### Set task 1
Decide whether each statement below agrees with the report on rural Yemeni women that follows. For each, answer yes or no and quote the deciding words of the report exactly: (a) Men take part in farm work throughout the year. (b) No wages are paid for work done within the family. (c) Women have the greatest access to the family income generated from the farm.
### Set task 2
Print, character for character, the part of the report on rural Yemeni women that opens with the words containing "There is a negative" and closes with "and raising livestock.".

### Source excerpt

Begin

Upgrading Lot of Rural Women [Archives:1999/02/Reportage]

January 11 1999

Yemeni women play an important role in traditional farming, shouldering most of the burden in agricultural work all the year long. Men work only in ploughing and harvesting seasons. Despite such big role, women are belittled due to economic, social, legal and cultural obstacles that limit the return to their work. That means that there are structural hindrances that prevent rural women from being an effective partner in the development process and in social change.
Working within a family is not financial renumerated, in spite of its importance. Thus no wages are paid. Women’s work is not paid for and is thus not considered as real work.
There is a negative co-relation between women’s hard work on the farm and their economic situation within the family and society. In spite of being the largest producer, women have the least access to the family income generated from the farm and raising livestock.

End

### Entries provided
Begin

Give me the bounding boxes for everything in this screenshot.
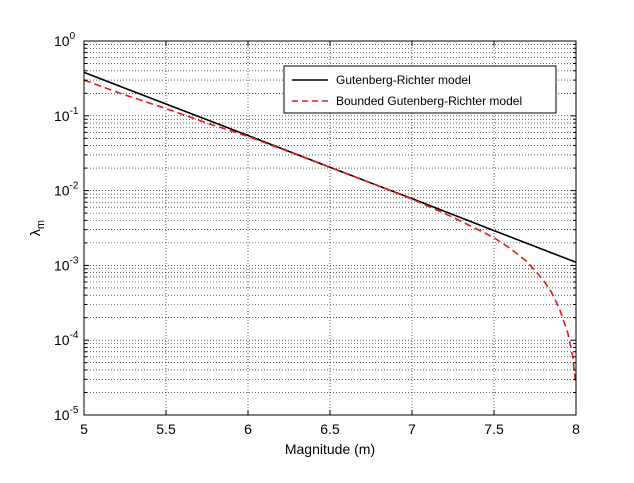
x-tick-label: 8 — [572, 421, 580, 437]
legend-label-bounded-gutenberg-richter: Bounded Gutenberg-Richter model — [336, 94, 522, 108]
y-axis-label: λm — [27, 220, 47, 236]
y-tick-label: 10-4 — [54, 330, 79, 348]
y-axis-label-base: λ — [27, 229, 43, 236]
y-tick-label-exponent: -5 — [70, 405, 79, 416]
x-tick-label: 7 — [408, 421, 416, 437]
series-line-gutenberg-richter — [83, 71, 577, 264]
y-tick-label-exponent: -3 — [70, 255, 79, 266]
y-tick-label-base: 10 — [54, 183, 70, 199]
y-tick-label-base: 10 — [54, 332, 70, 348]
ticks — [83, 41, 577, 416]
x-tick-label: 5.5 — [156, 421, 176, 437]
y-tick-label-base: 10 — [54, 33, 70, 49]
x-tick-label: 5 — [80, 421, 88, 437]
x-tick-label: 6.5 — [320, 421, 340, 437]
y-tick-label: 10-2 — [54, 181, 79, 199]
y-tick-label: 100 — [54, 31, 76, 49]
legend-box — [283, 65, 557, 114]
x-axis-label: Magnitude (m) — [285, 441, 375, 457]
series-group — [83, 71, 577, 386]
y-tick-label-base: 10 — [54, 257, 70, 273]
y-tick-label-base: 10 — [54, 407, 70, 423]
x-tick-labels: 5 5.5 6 6.5 7 7.5 8 — [80, 421, 580, 437]
y-tick-label-exponent: 0 — [70, 31, 76, 42]
y-tick-label: 10-3 — [54, 255, 79, 273]
grid — [84, 41, 576, 415]
legend: Gutenberg-Richter model Bounded Gutenber… — [283, 65, 557, 114]
legend-label-gutenberg-richter: Gutenberg-Richter model — [336, 73, 471, 87]
y-tick-label: 10-1 — [54, 106, 79, 124]
x-tick-label: 7.5 — [484, 421, 504, 437]
y-tick-label-base: 10 — [54, 108, 70, 124]
y-tick-label-exponent: -1 — [70, 106, 79, 117]
y-tick-label-exponent: -4 — [70, 330, 79, 341]
y-tick-label: 10-5 — [54, 405, 79, 423]
y-tick-label-exponent: -2 — [70, 181, 79, 192]
x-tick-label: 6 — [244, 421, 252, 437]
y-axis-label-sub: m — [35, 220, 47, 229]
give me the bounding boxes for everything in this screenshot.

End

### Complete output 1
(a) No: "Men work only in ploughing and harvesting seasons."
(b) Yes: "Thus no wages are paid."
(c) No: "women have the least access to the family income generated from the farm and raising livestock."

### Complete output 2
There is a negative co-relation between women’s hard work on the farm and their economic situation within the family and society. In spite of being the largest producer, women have the least access to the family income generated from the farm and raising livestock.